## What you need to do
Repeat the records word for word, excluding any picture.

[Collection entries]
______________________________

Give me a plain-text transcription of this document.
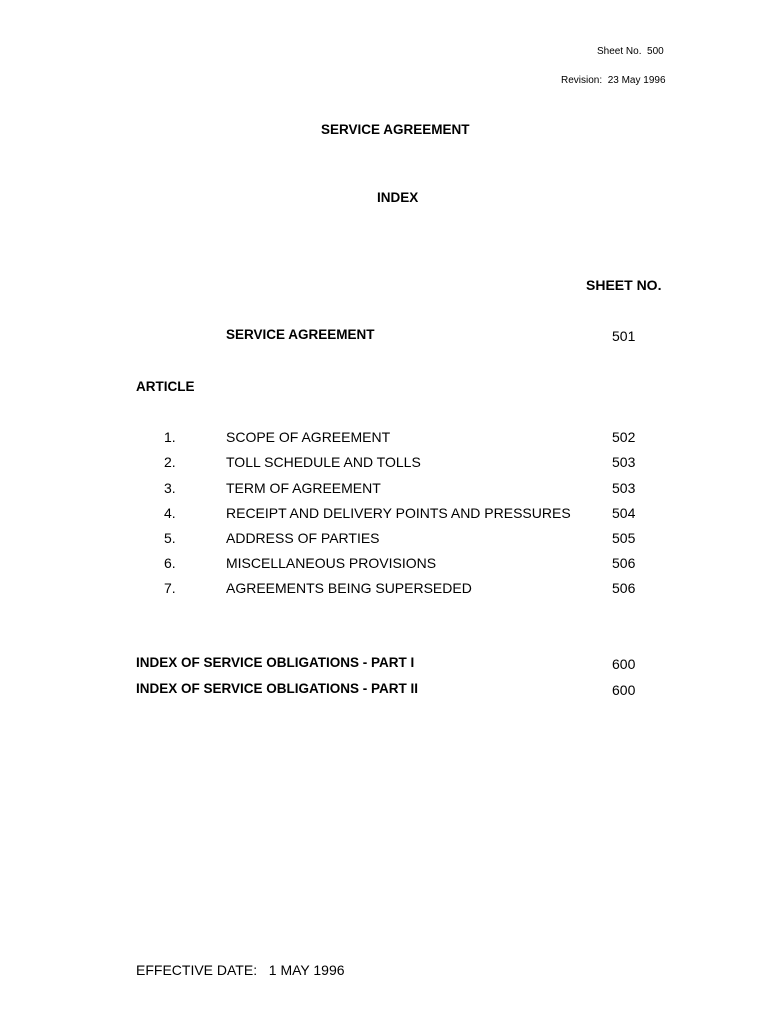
Sheet No. 500
Revision: 23 May 1996
SERVICE AGREEMENT
INDEX
SHEET NO.
SERVICE AGREEMENT	501
ARTICLE
1.	SCOPE OF AGREEMENT	502
2.	TOLL SCHEDULE AND TOLLS	503
3.	TERM OF AGREEMENT	503
4.	RECEIPT AND DELIVERY POINTS AND PRESSURES	504
5.	ADDRESS OF PARTIES	505
6.	MISCELLANEOUS PROVISIONS	506
7.	AGREEMENTS BEING SUPERSEDED	506
INDEX OF SERVICE OBLIGATIONS - PART I	600
INDEX OF SERVICE OBLIGATIONS - PART II	600
EFFECTIVE DATE: 1 MAY 1996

______________________________

## The completed task
Give me a plain-text transcription of this document.
Sheet No. 500
Revision: 23 May 1996
SERVICE AGREEMENT
INDEX
SHEET NO.
SERVICE AGREEMENT	501
ARTICLE
1.	SCOPE OF AGREEMENT	502
2.	TOLL SCHEDULE AND TOLLS	503
3.	TERM OF AGREEMENT	503
4.	RECEIPT AND DELIVERY POINTS AND PRESSURES	504
5.	ADDRESS OF PARTIES	505
6.	MISCELLANEOUS PROVISIONS	506
7.	AGREEMENTS BEING SUPERSEDED	506
INDEX OF SERVICE OBLIGATIONS - PART I	600
INDEX OF SERVICE OBLIGATIONS - PART II	600
EFFECTIVE DATE: 1 MAY 1996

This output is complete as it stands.